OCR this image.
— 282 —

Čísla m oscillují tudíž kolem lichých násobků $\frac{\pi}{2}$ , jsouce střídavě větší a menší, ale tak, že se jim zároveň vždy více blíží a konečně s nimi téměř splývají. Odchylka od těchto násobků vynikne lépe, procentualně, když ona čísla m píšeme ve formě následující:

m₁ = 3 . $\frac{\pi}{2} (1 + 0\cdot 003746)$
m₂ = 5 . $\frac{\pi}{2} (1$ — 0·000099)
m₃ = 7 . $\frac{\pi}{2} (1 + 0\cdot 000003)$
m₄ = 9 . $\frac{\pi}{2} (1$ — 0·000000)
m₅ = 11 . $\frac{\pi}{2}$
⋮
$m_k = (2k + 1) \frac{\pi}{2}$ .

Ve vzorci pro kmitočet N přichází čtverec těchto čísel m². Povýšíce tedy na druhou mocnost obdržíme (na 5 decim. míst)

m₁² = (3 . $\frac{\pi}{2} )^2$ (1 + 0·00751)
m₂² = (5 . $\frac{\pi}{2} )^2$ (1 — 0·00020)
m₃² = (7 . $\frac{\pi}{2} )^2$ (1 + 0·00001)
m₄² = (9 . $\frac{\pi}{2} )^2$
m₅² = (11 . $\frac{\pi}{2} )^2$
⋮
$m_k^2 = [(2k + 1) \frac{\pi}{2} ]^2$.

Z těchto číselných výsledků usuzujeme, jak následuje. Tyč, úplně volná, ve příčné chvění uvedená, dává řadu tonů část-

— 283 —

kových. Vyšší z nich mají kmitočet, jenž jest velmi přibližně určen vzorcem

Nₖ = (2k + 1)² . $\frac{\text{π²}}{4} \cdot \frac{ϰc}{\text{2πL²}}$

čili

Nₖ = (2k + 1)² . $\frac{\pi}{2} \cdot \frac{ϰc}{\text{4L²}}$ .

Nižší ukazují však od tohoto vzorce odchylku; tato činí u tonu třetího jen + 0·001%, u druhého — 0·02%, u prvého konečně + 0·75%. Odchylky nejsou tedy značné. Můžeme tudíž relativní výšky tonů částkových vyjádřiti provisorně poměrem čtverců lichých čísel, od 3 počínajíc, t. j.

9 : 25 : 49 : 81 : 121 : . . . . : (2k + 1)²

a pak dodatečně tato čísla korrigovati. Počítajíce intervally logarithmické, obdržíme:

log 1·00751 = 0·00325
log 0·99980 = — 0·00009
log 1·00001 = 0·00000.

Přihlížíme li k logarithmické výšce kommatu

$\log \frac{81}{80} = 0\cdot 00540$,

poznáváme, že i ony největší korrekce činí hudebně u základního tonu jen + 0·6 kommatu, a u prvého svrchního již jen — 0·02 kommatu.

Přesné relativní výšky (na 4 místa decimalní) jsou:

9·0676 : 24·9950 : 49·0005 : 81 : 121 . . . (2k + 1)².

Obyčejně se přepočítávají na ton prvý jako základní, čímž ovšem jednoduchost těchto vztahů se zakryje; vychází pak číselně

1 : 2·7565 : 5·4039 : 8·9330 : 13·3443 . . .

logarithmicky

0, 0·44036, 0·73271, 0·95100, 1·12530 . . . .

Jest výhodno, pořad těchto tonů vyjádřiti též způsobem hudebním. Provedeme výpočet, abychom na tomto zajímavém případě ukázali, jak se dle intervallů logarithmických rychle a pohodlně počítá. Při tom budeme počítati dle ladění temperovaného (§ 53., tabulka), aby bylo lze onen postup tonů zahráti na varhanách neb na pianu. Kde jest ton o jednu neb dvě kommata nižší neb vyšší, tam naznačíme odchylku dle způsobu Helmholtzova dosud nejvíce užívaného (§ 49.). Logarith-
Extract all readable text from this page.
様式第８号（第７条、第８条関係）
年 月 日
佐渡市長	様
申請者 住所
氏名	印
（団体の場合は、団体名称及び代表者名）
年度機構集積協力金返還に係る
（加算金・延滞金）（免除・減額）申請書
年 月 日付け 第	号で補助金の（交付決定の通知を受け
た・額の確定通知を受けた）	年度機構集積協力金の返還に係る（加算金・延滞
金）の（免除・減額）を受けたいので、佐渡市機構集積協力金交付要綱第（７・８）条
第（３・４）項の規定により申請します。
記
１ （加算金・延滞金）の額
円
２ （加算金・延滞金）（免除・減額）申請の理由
——————————
## The request
Starting at the line that contains "Extract all readable text from this page.", repeat each line exactly through the last one in the listing. Include both of those lines and nothing more.

## Exercise result
Extract all readable text from this page.
様式第８号（第７条、第８条関係）
年 月 日
佐渡市長	様
申請者 住所
氏名	印
（団体の場合は、団体名称及び代表者名）
年度機構集積協力金返還に係る
（加算金・延滞金）（免除・減額）申請書
年 月 日付け 第	号で補助金の（交付決定の通知を受け
た・額の確定通知を受けた）	年度機構集積協力金の返還に係る（加算金・延滞
金）の（免除・減額）を受けたいので、佐渡市機構集積協力金交付要綱第（７・８）条
第（３・４）項の規定により申請します。
記
１ （加算金・延滞金）の額
円
２ （加算金・延滞金）（免除・減額）申請の理由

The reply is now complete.